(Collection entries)
◆ ◆ ◆ ◆ ◆

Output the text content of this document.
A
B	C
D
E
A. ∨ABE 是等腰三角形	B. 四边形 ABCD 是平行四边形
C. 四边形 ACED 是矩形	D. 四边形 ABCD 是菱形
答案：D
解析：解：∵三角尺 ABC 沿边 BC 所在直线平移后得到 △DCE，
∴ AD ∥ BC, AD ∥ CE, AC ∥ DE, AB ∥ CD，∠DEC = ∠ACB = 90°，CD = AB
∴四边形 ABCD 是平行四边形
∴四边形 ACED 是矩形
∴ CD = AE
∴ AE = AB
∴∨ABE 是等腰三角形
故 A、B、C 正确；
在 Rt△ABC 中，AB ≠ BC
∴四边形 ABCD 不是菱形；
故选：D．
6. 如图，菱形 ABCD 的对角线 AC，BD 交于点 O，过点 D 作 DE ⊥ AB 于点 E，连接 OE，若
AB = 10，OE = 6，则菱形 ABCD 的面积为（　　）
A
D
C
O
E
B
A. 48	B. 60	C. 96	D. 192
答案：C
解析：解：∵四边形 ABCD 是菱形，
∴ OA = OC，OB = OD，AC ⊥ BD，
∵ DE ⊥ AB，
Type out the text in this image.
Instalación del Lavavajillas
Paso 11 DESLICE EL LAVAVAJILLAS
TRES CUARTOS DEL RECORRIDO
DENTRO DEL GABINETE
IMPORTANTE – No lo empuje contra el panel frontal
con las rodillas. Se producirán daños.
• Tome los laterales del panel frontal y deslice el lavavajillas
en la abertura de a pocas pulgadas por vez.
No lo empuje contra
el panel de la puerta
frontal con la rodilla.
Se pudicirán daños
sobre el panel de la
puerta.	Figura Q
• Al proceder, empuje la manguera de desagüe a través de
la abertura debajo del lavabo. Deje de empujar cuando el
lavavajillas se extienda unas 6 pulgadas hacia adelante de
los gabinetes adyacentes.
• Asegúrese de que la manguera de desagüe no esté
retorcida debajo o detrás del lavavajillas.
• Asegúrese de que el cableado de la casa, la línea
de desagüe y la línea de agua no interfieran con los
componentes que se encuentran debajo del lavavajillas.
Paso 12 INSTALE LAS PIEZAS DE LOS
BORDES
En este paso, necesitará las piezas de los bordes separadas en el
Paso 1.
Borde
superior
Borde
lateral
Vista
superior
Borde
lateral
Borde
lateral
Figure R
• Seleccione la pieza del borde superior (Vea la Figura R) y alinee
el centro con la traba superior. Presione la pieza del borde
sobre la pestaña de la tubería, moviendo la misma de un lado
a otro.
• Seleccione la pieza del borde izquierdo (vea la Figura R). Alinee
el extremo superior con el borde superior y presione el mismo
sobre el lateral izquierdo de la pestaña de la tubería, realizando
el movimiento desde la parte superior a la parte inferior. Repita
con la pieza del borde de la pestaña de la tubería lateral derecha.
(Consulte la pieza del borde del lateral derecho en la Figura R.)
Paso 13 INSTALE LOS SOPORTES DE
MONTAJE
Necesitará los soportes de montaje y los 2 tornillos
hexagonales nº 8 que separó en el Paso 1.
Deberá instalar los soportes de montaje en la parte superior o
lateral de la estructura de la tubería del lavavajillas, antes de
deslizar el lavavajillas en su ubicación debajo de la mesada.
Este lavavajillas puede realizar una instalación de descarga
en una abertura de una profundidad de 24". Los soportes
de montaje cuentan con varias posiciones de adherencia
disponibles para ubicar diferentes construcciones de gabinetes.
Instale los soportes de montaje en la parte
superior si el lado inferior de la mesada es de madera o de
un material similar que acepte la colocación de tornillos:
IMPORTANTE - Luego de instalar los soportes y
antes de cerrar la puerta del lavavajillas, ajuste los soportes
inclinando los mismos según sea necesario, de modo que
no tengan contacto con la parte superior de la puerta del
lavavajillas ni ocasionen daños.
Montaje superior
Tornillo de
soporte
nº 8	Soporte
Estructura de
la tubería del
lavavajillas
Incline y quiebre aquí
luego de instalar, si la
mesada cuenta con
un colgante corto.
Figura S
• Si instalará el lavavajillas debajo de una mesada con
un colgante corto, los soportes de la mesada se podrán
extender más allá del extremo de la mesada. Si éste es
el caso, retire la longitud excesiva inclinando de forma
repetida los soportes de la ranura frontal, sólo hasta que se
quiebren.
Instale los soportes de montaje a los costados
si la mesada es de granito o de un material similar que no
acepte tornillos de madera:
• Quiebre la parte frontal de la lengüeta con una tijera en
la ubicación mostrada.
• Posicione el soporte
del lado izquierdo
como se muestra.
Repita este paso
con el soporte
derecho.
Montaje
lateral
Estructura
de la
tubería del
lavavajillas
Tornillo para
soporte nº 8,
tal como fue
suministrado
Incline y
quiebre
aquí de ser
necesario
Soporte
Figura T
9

◆ ◆ ◆ ◆ ◆

■ Work to complete ■
Transcribe all entries exactly as they are given.

■ In response ■
Output the text content of this document.
A
B	C
D
E
A. ∨ABE 是等腰三角形	B. 四边形 ABCD 是平行四边形
C. 四边形 ACED 是矩形	D. 四边形 ABCD 是菱形
答案：D
解析：解：∵三角尺 ABC 沿边 BC 所在直线平移后得到 △DCE，
∴ AD ∥ BC, AD ∥ CE, AC ∥ DE, AB ∥ CD，∠DEC = ∠ACB = 90°，CD = AB
∴四边形 ABCD 是平行四边形
∴四边形 ACED 是矩形
∴ CD = AE
∴ AE = AB
∴∨ABE 是等腰三角形
故 A、B、C 正确；
在 Rt△ABC 中，AB ≠ BC
∴四边形 ABCD 不是菱形；
故选：D．
6. 如图，菱形 ABCD 的对角线 AC，BD 交于点 O，过点 D 作 DE ⊥ AB 于点 E，连接 OE，若
AB = 10，OE = 6，则菱形 ABCD 的面积为（　　）
A
D
C
O
E
B
A. 48	B. 60	C. 96	D. 192
答案：C
解析：解：∵四边形 ABCD 是菱形，
∴ OA = OC，OB = OD，AC ⊥ BD，
∵ DE ⊥ AB，
Type out the text in this image.
Instalación del Lavavajillas
Paso 11 DESLICE EL LAVAVAJILLAS
TRES CUARTOS DEL RECORRIDO
DENTRO DEL GABINETE
IMPORTANTE – No lo empuje contra el panel frontal
con las rodillas. Se producirán daños.
• Tome los laterales del panel frontal y deslice el lavavajillas
en la abertura de a pocas pulgadas por vez.
No lo empuje contra
el panel de la puerta
frontal con la rodilla.
Se pudicirán daños
sobre el panel de la
puerta.	Figura Q
• Al proceder, empuje la manguera de desagüe a través de
la abertura debajo del lavabo. Deje de empujar cuando el
lavavajillas se extienda unas 6 pulgadas hacia adelante de
los gabinetes adyacentes.
• Asegúrese de que la manguera de desagüe no esté
retorcida debajo o detrás del lavavajillas.
• Asegúrese de que el cableado de la casa, la línea
de desagüe y la línea de agua no interfieran con los
componentes que se encuentran debajo del lavavajillas.
Paso 12 INSTALE LAS PIEZAS DE LOS
BORDES
En este paso, necesitará las piezas de los bordes separadas en el
Paso 1.
Borde
superior
Borde
lateral
Vista
superior
Borde
lateral
Borde
lateral
Figure R
• Seleccione la pieza del borde superior (Vea la Figura R) y alinee
el centro con la traba superior. Presione la pieza del borde
sobre la pestaña de la tubería, moviendo la misma de un lado
a otro.
• Seleccione la pieza del borde izquierdo (vea la Figura R). Alinee
el extremo superior con el borde superior y presione el mismo
sobre el lateral izquierdo de la pestaña de la tubería, realizando
el movimiento desde la parte superior a la parte inferior. Repita
con la pieza del borde de la pestaña de la tubería lateral derecha.
(Consulte la pieza del borde del lateral derecho en la Figura R.)
Paso 13 INSTALE LOS SOPORTES DE
MONTAJE
Necesitará los soportes de montaje y los 2 tornillos
hexagonales nº 8 que separó en el Paso 1.
Deberá instalar los soportes de montaje en la parte superior o
lateral de la estructura de la tubería del lavavajillas, antes de
deslizar el lavavajillas en su ubicación debajo de la mesada.
Este lavavajillas puede realizar una instalación de descarga
en una abertura de una profundidad de 24". Los soportes
de montaje cuentan con varias posiciones de adherencia
disponibles para ubicar diferentes construcciones de gabinetes.
Instale los soportes de montaje en la parte
superior si el lado inferior de la mesada es de madera o de
un material similar que acepte la colocación de tornillos:
IMPORTANTE - Luego de instalar los soportes y
antes de cerrar la puerta del lavavajillas, ajuste los soportes
inclinando los mismos según sea necesario, de modo que
no tengan contacto con la parte superior de la puerta del
lavavajillas ni ocasionen daños.
Montaje superior
Tornillo de
soporte
nº 8	Soporte
Estructura de
la tubería del
lavavajillas
Incline y quiebre aquí
luego de instalar, si la
mesada cuenta con
un colgante corto.
Figura S
• Si instalará el lavavajillas debajo de una mesada con
un colgante corto, los soportes de la mesada se podrán
extender más allá del extremo de la mesada. Si éste es
el caso, retire la longitud excesiva inclinando de forma
repetida los soportes de la ranura frontal, sólo hasta que se
quiebren.
Instale los soportes de montaje a los costados
si la mesada es de granito o de un material similar que no
acepte tornillos de madera:
• Quiebre la parte frontal de la lengüeta con una tijera en
la ubicación mostrada.
• Posicione el soporte
del lado izquierdo
como se muestra.
Repita este paso
con el soporte
derecho.
Montaje
lateral
Estructura
de la
tubería del
lavavajillas
Tornillo para
soporte nº 8,
tal como fue
suministrado
Incline y
quiebre
aquí de ser
necesario
Soporte
Figura T
9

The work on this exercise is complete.